» What you should do
Do not include the pictures; repeat the rest of the data exactly.

» Records provided
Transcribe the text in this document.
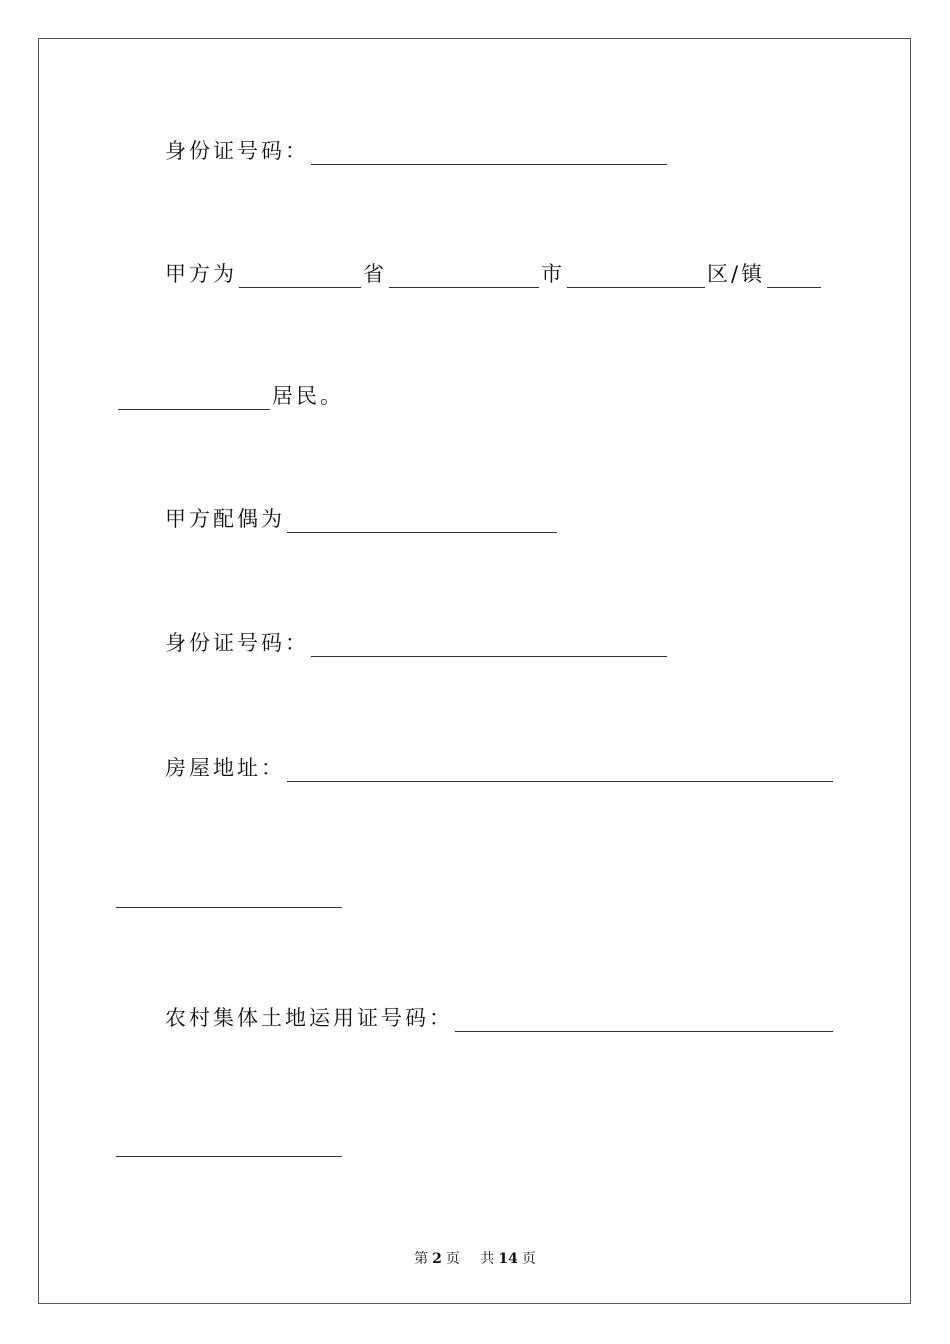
身份证号码：
甲方为	省	市	区/镇
居民。
甲方配偶为
身份证号码：
房屋地址：
农村集体土地运用证号码：
第 2 页 共 14 页
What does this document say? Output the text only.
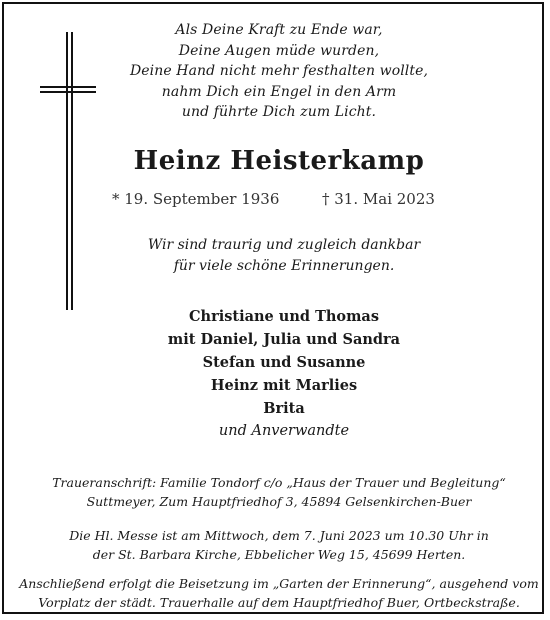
Als Deine Kraft zu Ende war,
Deine Augen müde wurden,
Deine Hand nicht mehr festhalten wollte,
nahm Dich ein Engel in den Arm
und führte Dich zum Licht.
Heinz Heisterkamp
* 19. September 1936	† 31. Mai 2023
Wir sind traurig und zugleich dankbar
für viele schöne Erinnerungen.
Christiane und Thomas
mit Daniel, Julia und Sandra
Stefan und Susanne
Heinz mit Marlies
Brita
und Anverwandte
Traueranschrift: Familie Tondorf c/o „Haus der Trauer und Begleitung“
Suttmeyer, Zum Hauptfriedhof 3, 45894 Gelsenkirchen-Buer
Die Hl. Messe ist am Mittwoch, dem 7. Juni 2023 um 10.30 Uhr in
der St. Barbara Kirche, Ebbelicher Weg 15, 45699 Herten.
Anschließend erfolgt die Beisetzung im „Garten der Erinnerung“, ausgehend vom
Vorplatz der städt. Trauerhalle auf dem Hauptfriedhof Buer, Ortbeckstraße.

» Expected answer
Transcribe the text in this document.
身份证号码：
甲方为	省	市	区/镇
居民。
甲方配偶为
身份证号码：
房屋地址：
农村集体土地运用证号码：
第 2 页 共 14 页
What does this document say? Output the text only.
Als Deine Kraft zu Ende war,
Deine Augen müde wurden,
Deine Hand nicht mehr festhalten wollte,
nahm Dich ein Engel in den Arm
und führte Dich zum Licht.
Heinz Heisterkamp
* 19. September 1936	† 31. Mai 2023
Wir sind traurig und zugleich dankbar
für viele schöne Erinnerungen.
Christiane und Thomas
mit Daniel, Julia und Sandra
Stefan und Susanne
Heinz mit Marlies
Brita
und Anverwandte
Traueranschrift: Familie Tondorf c/o „Haus der Trauer und Begleitung“
Suttmeyer, Zum Hauptfriedhof 3, 45894 Gelsenkirchen-Buer
Die Hl. Messe ist am Mittwoch, dem 7. Juni 2023 um 10.30 Uhr in
der St. Barbara Kirche, Ebbelicher Weg 15, 45699 Herten.
Anschließend erfolgt die Beisetzung im „Garten der Erinnerung“, ausgehend vom
Vorplatz der städt. Trauerhalle auf dem Hauptfriedhof Buer, Ortbeckstraße.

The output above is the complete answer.